* begin *
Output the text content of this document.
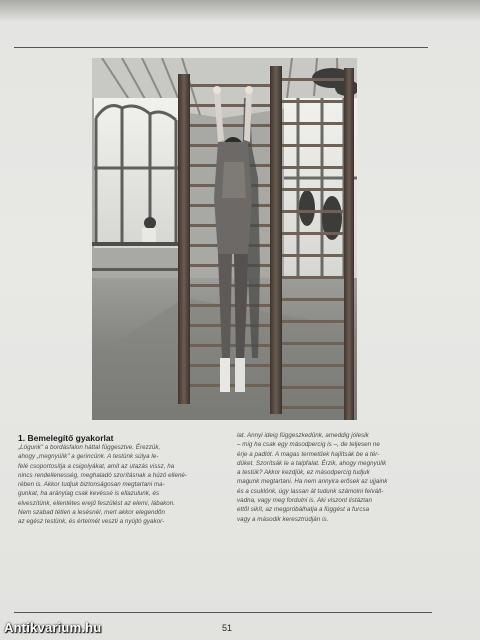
1. Bemelegítő gyakorlat
„Lógunk" a bordásfalon háttal függesztve. Érezzük,
ahogy „megnyúlik" a gerincünk. A testünk súlya le-
felé csoportosítja a csigolyákat, amit az utazás vissz, ha
nincs rendellenesség, meghaladó szorításnak a húzó ellené-
rében is. Akkor tudjuk biztonságosan megtartani ma-
gunkat, ha aránylag csak kevéssé is ellazulunk, és
elveszítünk, ellentétes erejű feszülést az elemi, lábakon.
Nem szabad tétlen a lesésnél, mert akkor elegendőn
az egész testünk, és értelmét veszti a nyújtó gyakor-
lat. Annyi ideig függeszkedünk, ameddig jólesik
– mig ha csak egy másodpercig is –, de teljesen ne
érje a padlót. A magas termetűek hajlítsák be a tér-
düket. Szorítsák le a talpfalat. Érzik, ahogy megnyúlik
a testük? Akkor kezdjük, ez másodpercig tudjuk
magunk megtartani. Ha nem annyira erősek az ujjaink
és a csuklónk, úgy lassan át tudunk számolni felvált-
vadna, vagy meg fordulni is. Aki viszont listáztan
ettől sikít, az megpróbálhatja a függést a furcsa
vagy a második keresztrúdján is.
51
Antikvarium.hu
* end *
Brief
Output the data above without changes, apart from leaving out the pictures.

Complete response
Output the text content of this document.
1. Bemelegítő gyakorlat
„Lógunk" a bordásfalon háttal függesztve. Érezzük,
ahogy „megnyúlik" a gerincünk. A testünk súlya le-
felé csoportosítja a csigolyákat, amit az utazás vissz, ha
nincs rendellenesség, meghaladó szorításnak a húzó ellené-
rében is. Akkor tudjuk biztonságosan megtartani ma-
gunkat, ha aránylag csak kevéssé is ellazulunk, és
elveszítünk, ellentétes erejű feszülést az elemi, lábakon.
Nem szabad tétlen a lesésnél, mert akkor elegendőn
az egész testünk, és értelmét veszti a nyújtó gyakor-
lat. Annyi ideig függeszkedünk, ameddig jólesik
– mig ha csak egy másodpercig is –, de teljesen ne
érje a padlót. A magas termetűek hajlítsák be a tér-
düket. Szorítsák le a talpfalat. Érzik, ahogy megnyúlik
a testük? Akkor kezdjük, ez másodpercig tudjuk
magunk megtartani. Ha nem annyira erősek az ujjaink
és a csuklónk, úgy lassan át tudunk számolni felvált-
vadna, vagy meg fordulni is. Aki viszont listáztan
ettől sikít, az megpróbálhatja a függést a furcsa
vagy a második keresztrúdján is.
51
Antikvarium.hu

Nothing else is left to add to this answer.